# Start of Input material

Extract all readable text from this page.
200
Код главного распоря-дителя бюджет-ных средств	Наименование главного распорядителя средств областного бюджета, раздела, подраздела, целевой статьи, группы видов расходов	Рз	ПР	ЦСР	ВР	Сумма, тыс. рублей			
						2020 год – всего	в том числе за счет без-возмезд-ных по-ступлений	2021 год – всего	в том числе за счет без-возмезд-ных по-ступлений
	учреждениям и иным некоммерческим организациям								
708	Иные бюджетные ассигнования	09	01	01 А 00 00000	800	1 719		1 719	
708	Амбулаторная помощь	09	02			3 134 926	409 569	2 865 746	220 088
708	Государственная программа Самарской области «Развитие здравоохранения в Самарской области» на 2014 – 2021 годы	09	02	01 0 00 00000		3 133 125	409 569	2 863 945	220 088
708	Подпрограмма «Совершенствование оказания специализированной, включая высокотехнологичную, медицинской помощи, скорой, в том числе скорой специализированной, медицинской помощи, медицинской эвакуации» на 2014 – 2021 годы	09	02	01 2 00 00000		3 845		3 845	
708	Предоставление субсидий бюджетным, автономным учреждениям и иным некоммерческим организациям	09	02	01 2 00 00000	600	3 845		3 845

# End of Input material

Reproduce the entire listing word for word.

**Exercise result**
Extract all readable text from this page.
200
Код главного распоря-дителя бюджет-ных средств	Наименование главного распорядителя средств областного бюджета, раздела, подраздела, целевой статьи, группы видов расходов	Рз	ПР	ЦСР	ВР	Сумма, тыс. рублей			
						2020 год – всего	в том числе за счет без-возмезд-ных по-ступлений	2021 год – всего	в том числе за счет без-возмезд-ных по-ступлений
	учреждениям и иным некоммерческим организациям								
708	Иные бюджетные ассигнования	09	01	01 А 00 00000	800	1 719		1 719	
708	Амбулаторная помощь	09	02			3 134 926	409 569	2 865 746	220 088
708	Государственная программа Самарской области «Развитие здравоохранения в Самарской области» на 2014 – 2021 годы	09	02	01 0 00 00000		3 133 125	409 569	2 863 945	220 088
708	Подпрограмма «Совершенствование оказания специализированной, включая высокотехнологичную, медицинской помощи, скорой, в том числе скорой специализированной, медицинской помощи, медицинской эвакуации» на 2014 – 2021 годы	09	02	01 2 00 00000		3 845		3 845	
708	Предоставление субсидий бюджетным, автономным учреждениям и иным некоммерческим организациям	09	02	01 2 00 00000	600	3 845		3 845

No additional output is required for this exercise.